**Description of the task:** Locate all lines with the word "does" and copy them out.

[Saved entries]
START
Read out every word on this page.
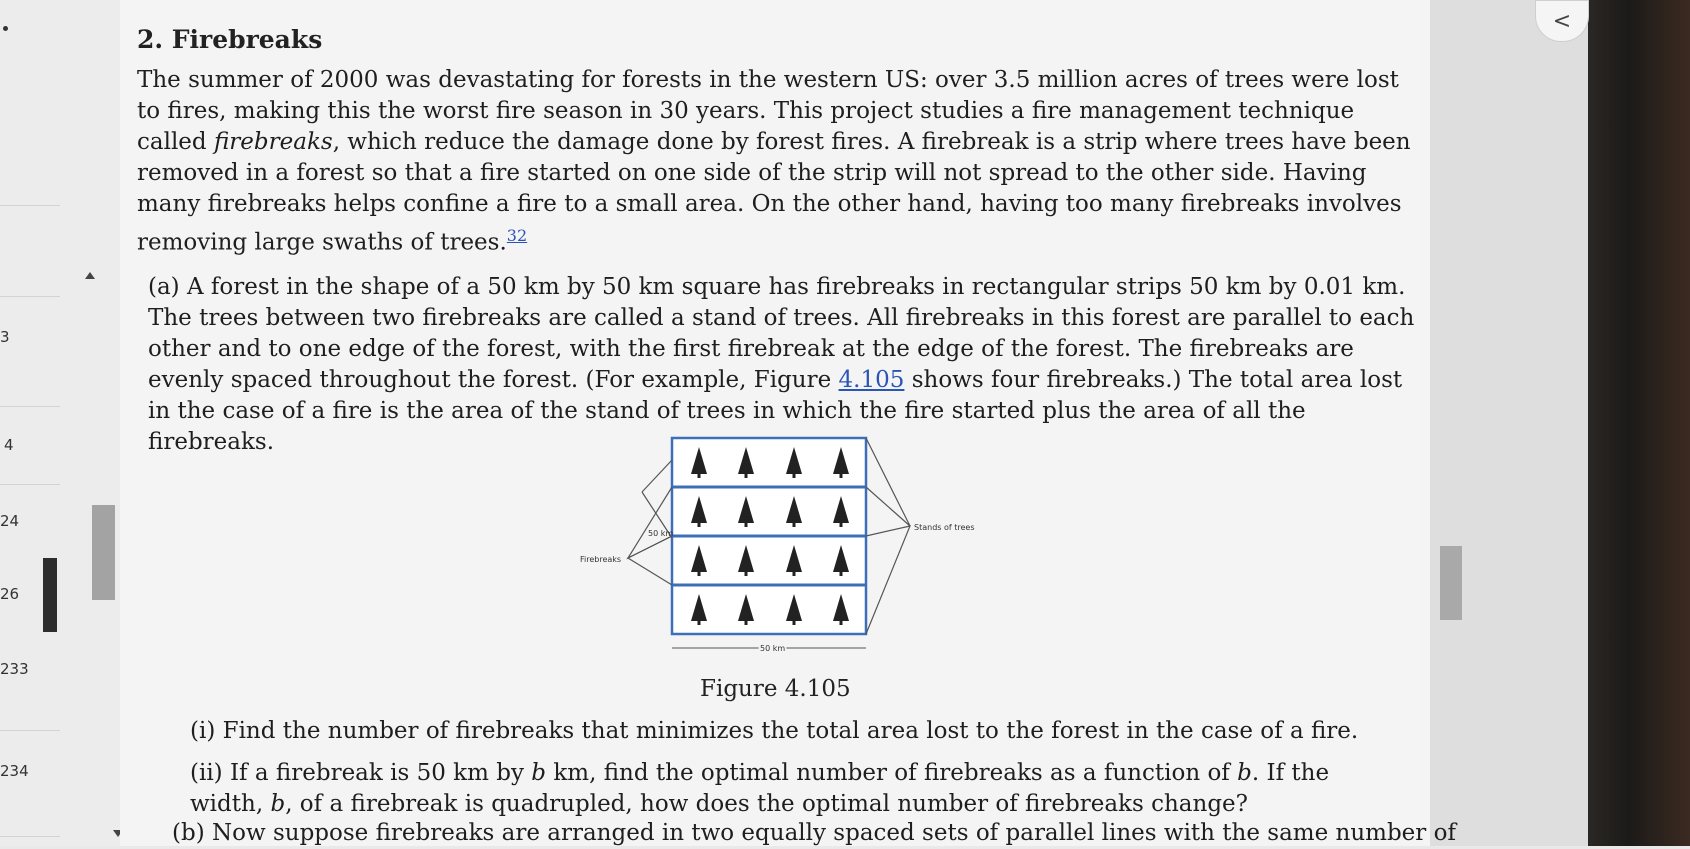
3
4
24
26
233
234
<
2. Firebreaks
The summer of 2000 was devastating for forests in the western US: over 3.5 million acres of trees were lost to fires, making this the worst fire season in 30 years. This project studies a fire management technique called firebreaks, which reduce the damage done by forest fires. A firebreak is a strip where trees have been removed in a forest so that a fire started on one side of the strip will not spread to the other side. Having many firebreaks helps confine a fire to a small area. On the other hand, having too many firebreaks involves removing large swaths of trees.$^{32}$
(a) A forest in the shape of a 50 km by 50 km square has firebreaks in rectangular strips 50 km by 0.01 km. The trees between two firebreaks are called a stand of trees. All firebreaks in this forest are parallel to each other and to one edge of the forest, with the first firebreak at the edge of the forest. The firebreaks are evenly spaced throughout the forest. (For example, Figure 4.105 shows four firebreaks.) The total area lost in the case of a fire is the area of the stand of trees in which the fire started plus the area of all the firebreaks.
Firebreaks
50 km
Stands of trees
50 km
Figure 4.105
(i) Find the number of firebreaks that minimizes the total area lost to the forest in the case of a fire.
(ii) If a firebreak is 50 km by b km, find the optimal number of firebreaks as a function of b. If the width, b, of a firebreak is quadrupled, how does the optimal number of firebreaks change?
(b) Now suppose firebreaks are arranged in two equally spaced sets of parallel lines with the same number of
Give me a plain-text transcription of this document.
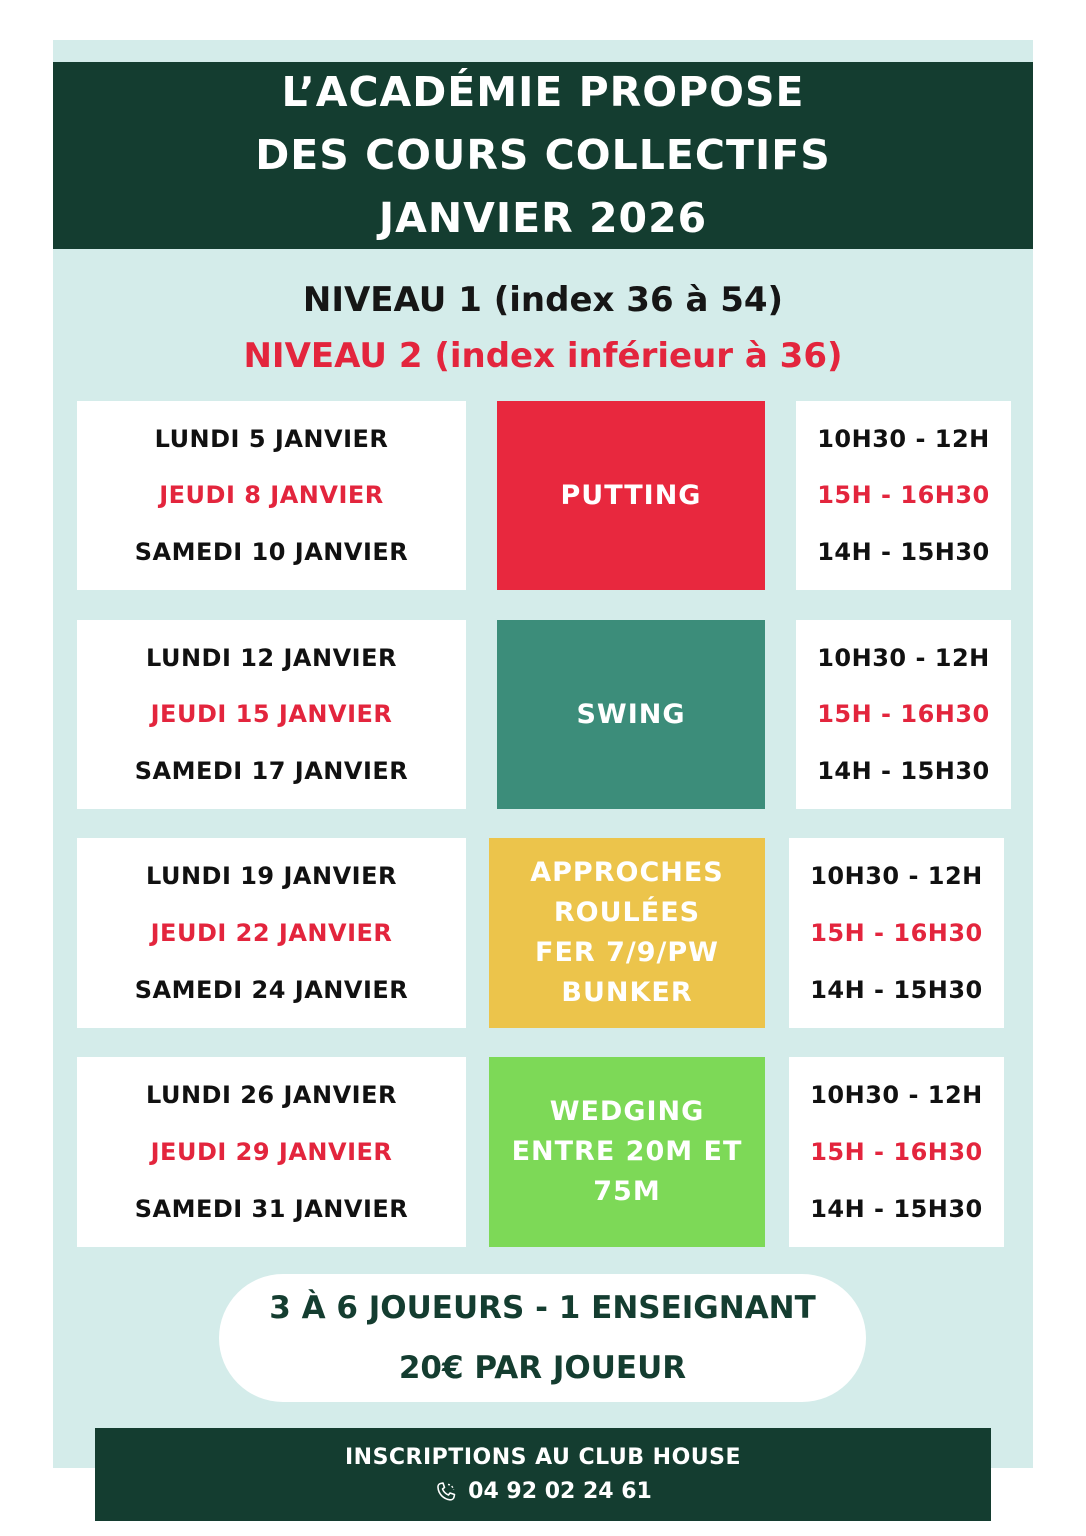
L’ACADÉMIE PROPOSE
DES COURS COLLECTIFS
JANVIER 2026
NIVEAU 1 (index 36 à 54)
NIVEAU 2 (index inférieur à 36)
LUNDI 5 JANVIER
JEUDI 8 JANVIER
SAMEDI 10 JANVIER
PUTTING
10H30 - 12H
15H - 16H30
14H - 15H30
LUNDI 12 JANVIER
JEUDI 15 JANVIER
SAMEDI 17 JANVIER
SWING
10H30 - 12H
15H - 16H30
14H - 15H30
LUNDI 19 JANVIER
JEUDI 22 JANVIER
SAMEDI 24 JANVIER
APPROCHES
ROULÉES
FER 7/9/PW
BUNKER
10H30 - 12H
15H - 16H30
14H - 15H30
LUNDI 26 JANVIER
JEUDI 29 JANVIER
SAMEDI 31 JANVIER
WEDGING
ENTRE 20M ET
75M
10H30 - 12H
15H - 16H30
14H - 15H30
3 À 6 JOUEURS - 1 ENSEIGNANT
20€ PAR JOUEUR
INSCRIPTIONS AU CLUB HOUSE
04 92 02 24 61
END
START
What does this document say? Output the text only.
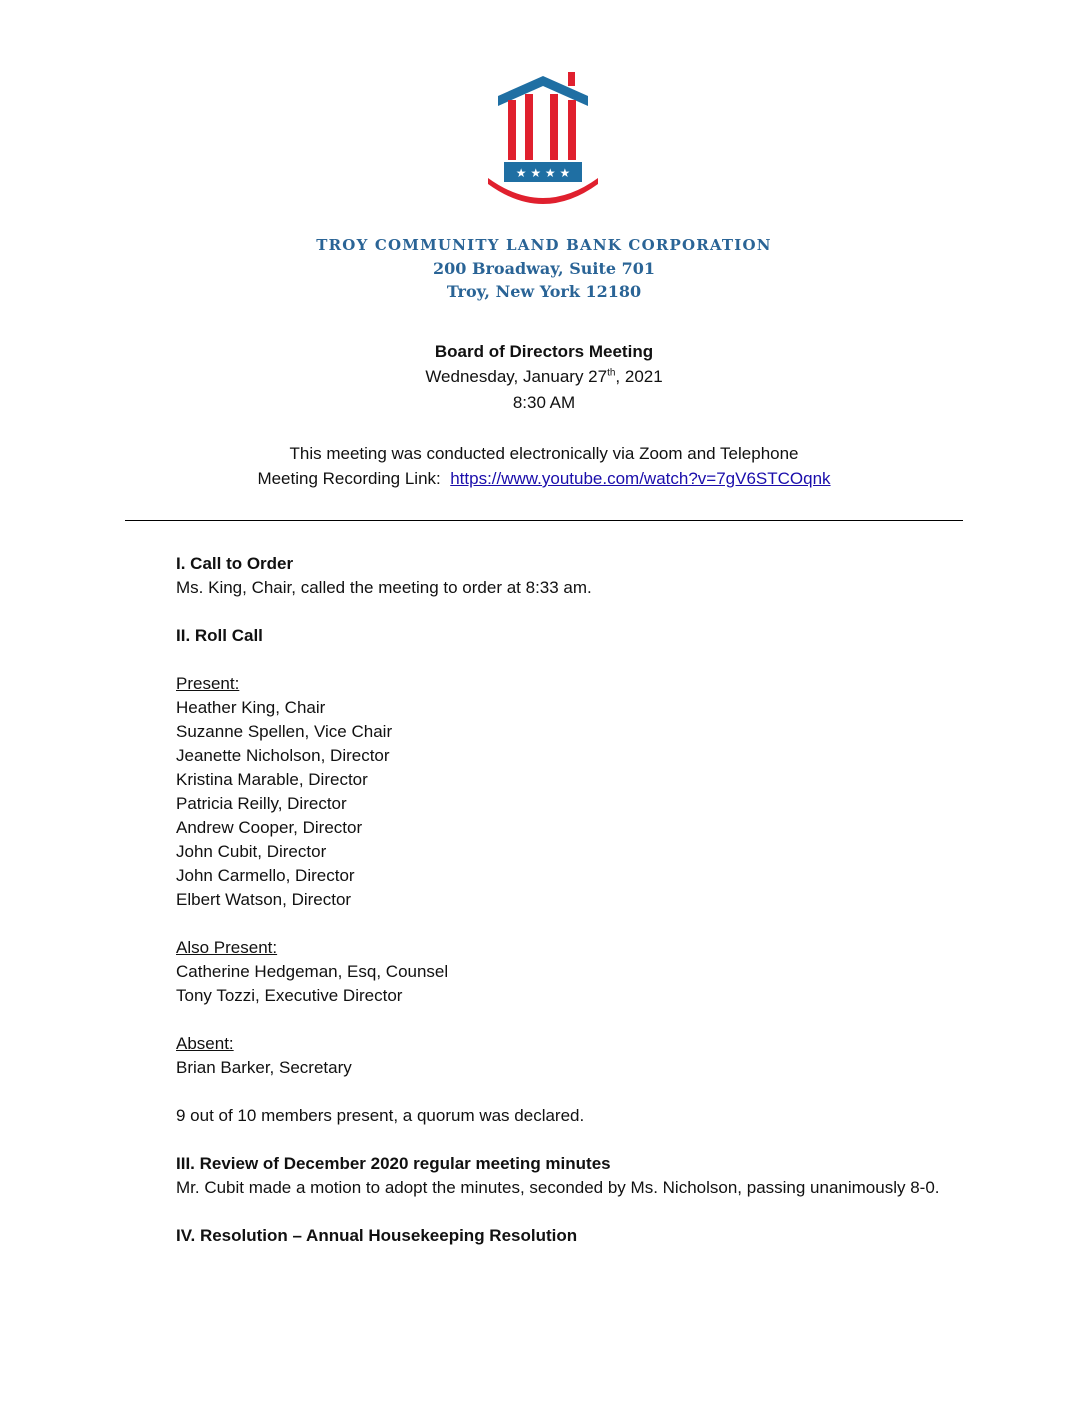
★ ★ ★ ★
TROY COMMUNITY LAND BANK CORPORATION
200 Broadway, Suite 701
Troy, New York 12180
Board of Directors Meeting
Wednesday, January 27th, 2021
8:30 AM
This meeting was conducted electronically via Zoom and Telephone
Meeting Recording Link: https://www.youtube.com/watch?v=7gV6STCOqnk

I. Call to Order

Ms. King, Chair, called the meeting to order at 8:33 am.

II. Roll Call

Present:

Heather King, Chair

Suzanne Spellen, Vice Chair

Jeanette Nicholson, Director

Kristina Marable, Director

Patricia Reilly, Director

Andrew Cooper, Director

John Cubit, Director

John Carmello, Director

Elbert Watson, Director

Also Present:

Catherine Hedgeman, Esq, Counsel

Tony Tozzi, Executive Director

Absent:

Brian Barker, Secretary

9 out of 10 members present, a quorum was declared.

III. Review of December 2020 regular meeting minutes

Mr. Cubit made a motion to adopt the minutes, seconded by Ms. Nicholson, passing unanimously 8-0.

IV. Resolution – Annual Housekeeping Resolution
END
**Exercise response:**
(ii) If a firebreak is 50 km by b km, find the optimal number of firebreaks as a function of b. If the width, b, of a firebreak is quadrupled, how does the optimal number of firebreaks change?
What does this document say? Output the text only.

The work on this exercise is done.